» What the task requires: Select and copy out every line in the records containing "Burlington".

[Collected data entries]
.....

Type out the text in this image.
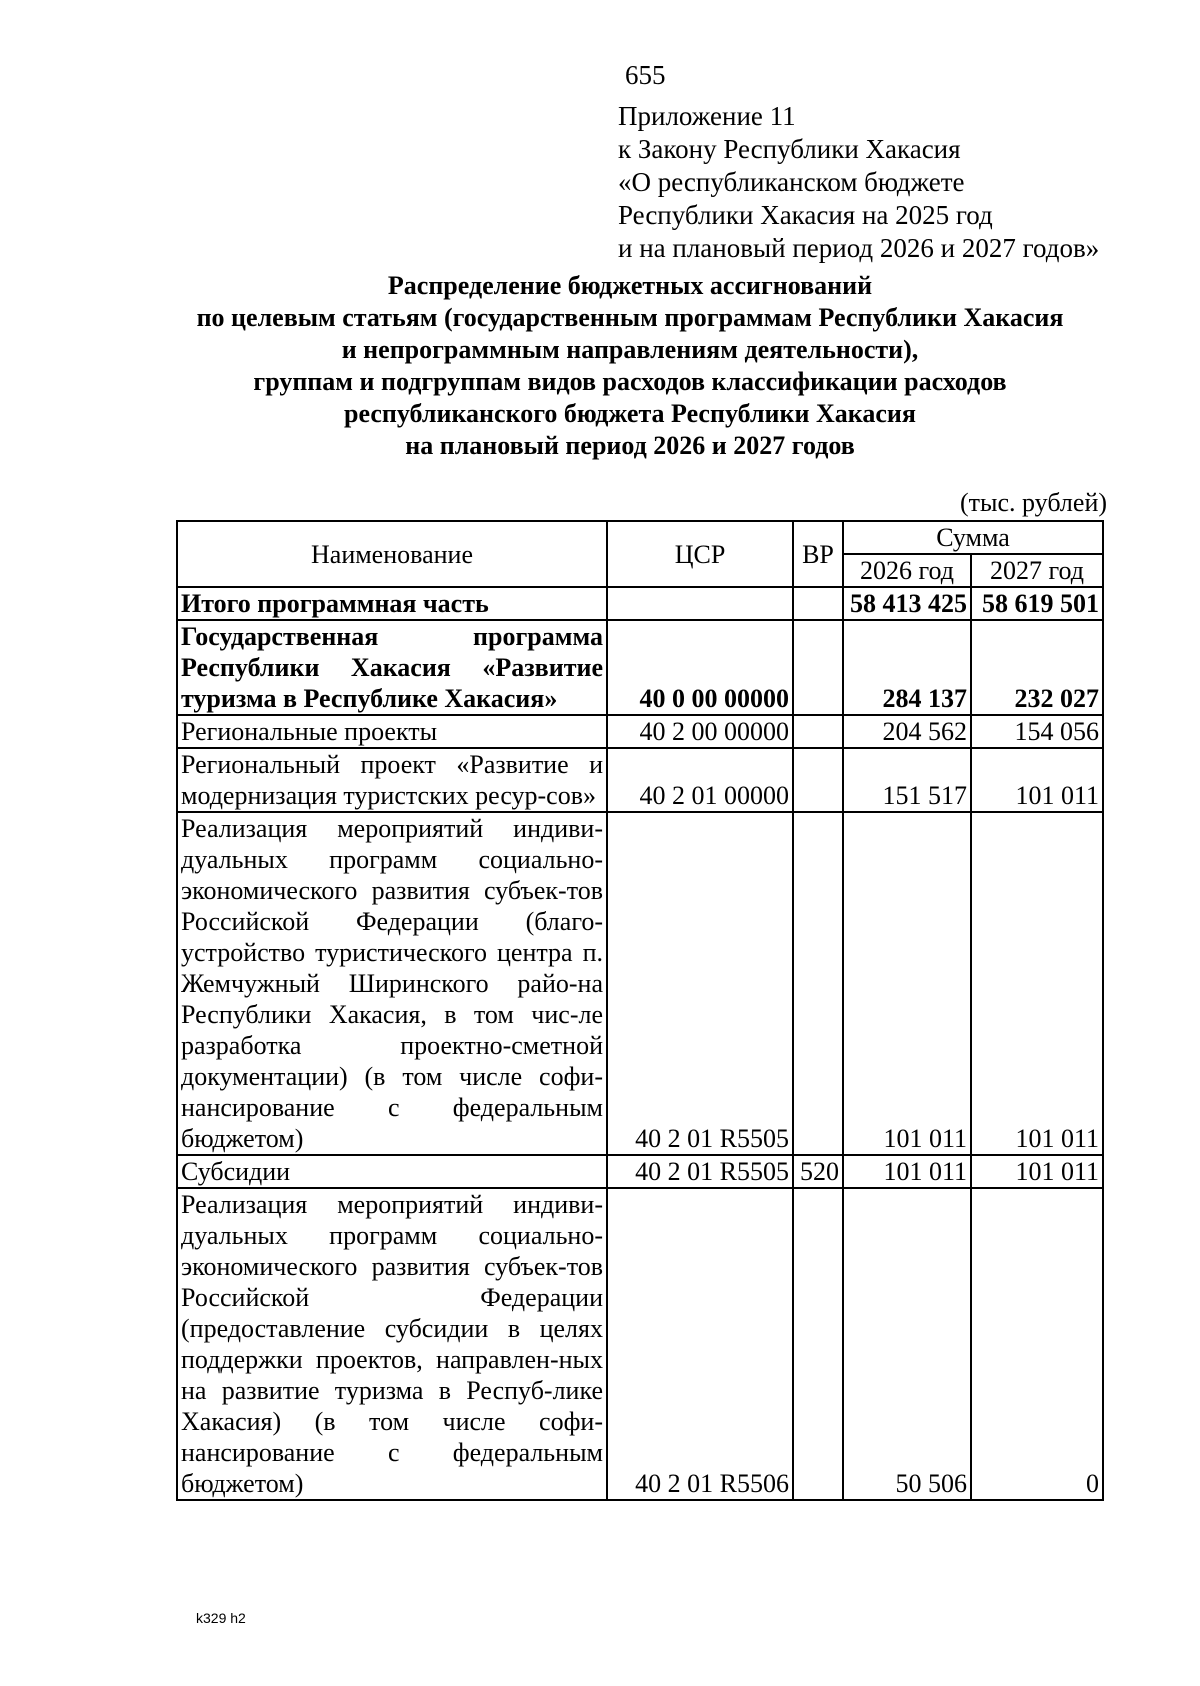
655
Приложение 11
к Закону Республики Хакасия
«О республиканском бюджете
Республики Хакасия на 2025 год
и на плановый период 2026 и 2027 годов»
Распределение бюджетных ассигнований
по целевым статьям (государственным программам Республики Хакасия
и непрограммным направлениям деятельности),
группам и подгруппам видов расходов классификации расходов
республиканского бюджета Республики Хакасия
на плановый период 2026 и 2027 годов
(тыс. рублей)
Наименование	ЦСР	ВР	Сумма	
			2026 год	2027 год
Итого программная часть			58 413 425	58 619 501
Государственная программа Республики Хакасия «Развитие туризма в Республике Хакасия»	40 0 00 00000		284 137	232 027
Региональные проекты	40 2 00 00000		204 562	154 056
Региональный проект «Развитие и модернизация туристских ресур-сов»	40 2 01 00000		151 517	101 011
Реализация мероприятий индиви-дуальных программ социально-экономического развития субъек-тов Российской Федерации (благо-устройство туристического центра п. Жемчужный Ширинского райо-на Республики Хакасия, в том чис-ле разработка проектно-сметной документации) (в том числе софи-нансирование с федеральным бюджетом)	40 2 01 R5505		101 011	101 011
Субсидии	40 2 01 R5505	520	101 011	101 011
Реализация мероприятий индиви-дуальных программ социально-экономического развития субъек-тов Российской Федерации (предоставление субсидии в целях поддержки проектов, направлен-ных на развитие туризма в Респуб-лике Хакасия) (в том числе софи-нансирование с федеральным бюджетом)	40 2 01 R5506		50 506	0
k329 h2
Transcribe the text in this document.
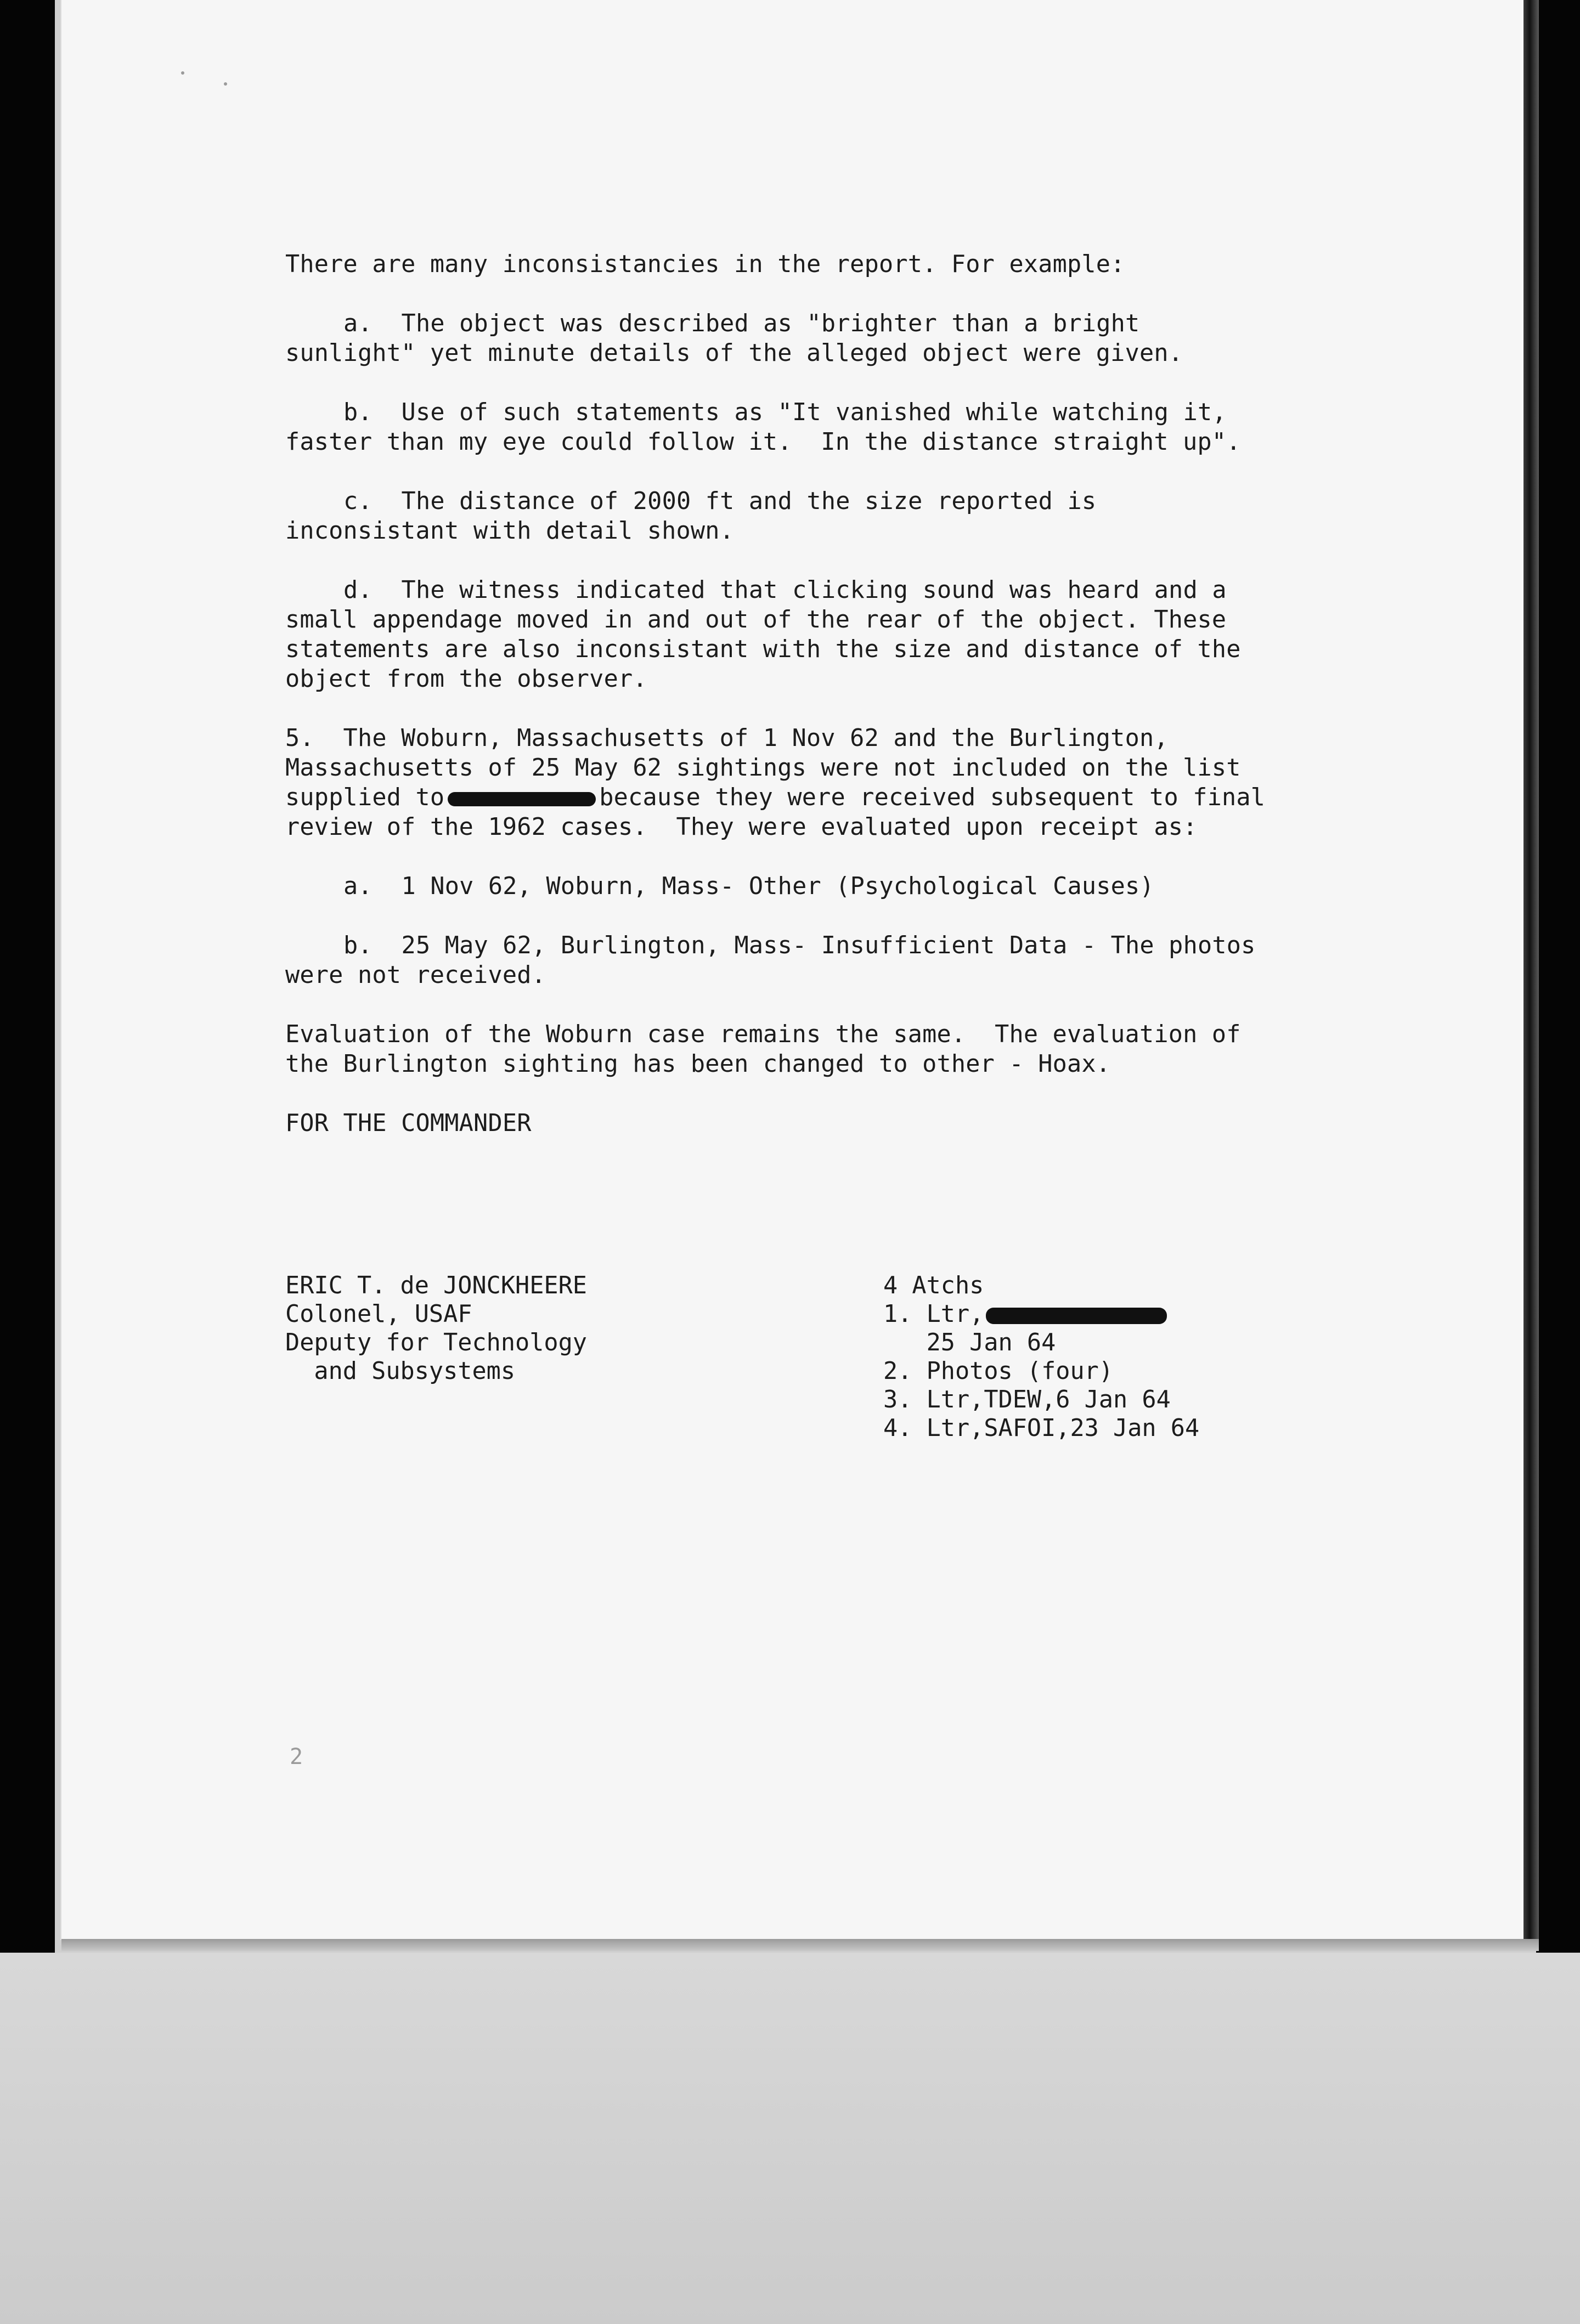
There are many inconsistancies in the report. For example:

a.  The object was described as "brighter than a bright sunlight" yet minute details of the alleged object were given.

b.  Use of such statements as "It vanished while watching it, faster than my eye could follow it.  In the distance straight up".

c.  The distance of 2000 ft and the size reported is inconsistant with detail shown.

d.  The witness indicated that clicking sound was heard and a small appendage moved in and out of the rear of the object. These statements are also inconsistant with the size and distance of the object from the observer.

5.  The Woburn, Massachusetts of 1 Nov 62 and the Burlington, Massachusetts of 25 May 62 sightings were not included on the list supplied to	because they were received subsequent to final review of the 1962 cases.  They were evaluated upon receipt as:

a.  1 Nov 62, Woburn, Mass- Other (Psychological Causes)

b.  25 May 62, Burlington, Mass- Insufficient Data - The photos were not received.

Evaluation of the Woburn case remains the same.  The evaluation of the Burlington sighting has been changed to other - Hoax.

FOR THE COMMANDER

ERIC T. de JONCKHEERE
Colonel, USAF
Deputy for Technology
and Subsystems
4 Atchs
1. Ltr,
25 Jan 64
2. Photos (four)
3. Ltr,TDEW,6 Jan 64
4. Ltr,SAFOI,23 Jan 64
2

.....

» Exercise answer:
5.  The Woburn, Massachusetts of 1 Nov 62 and the Burlington, Massachusetts of 25 May 62 sightings were not included on the list supplied to	because they were received subsequent to final review of the 1962 cases.  They were evaluated upon receipt as:
b.  25 May 62, Burlington, Mass- Insufficient Data - The photos were not received.
Evaluation of the Woburn case remains the same.  The evaluation of the Burlington sighting has been changed to other - Hoax.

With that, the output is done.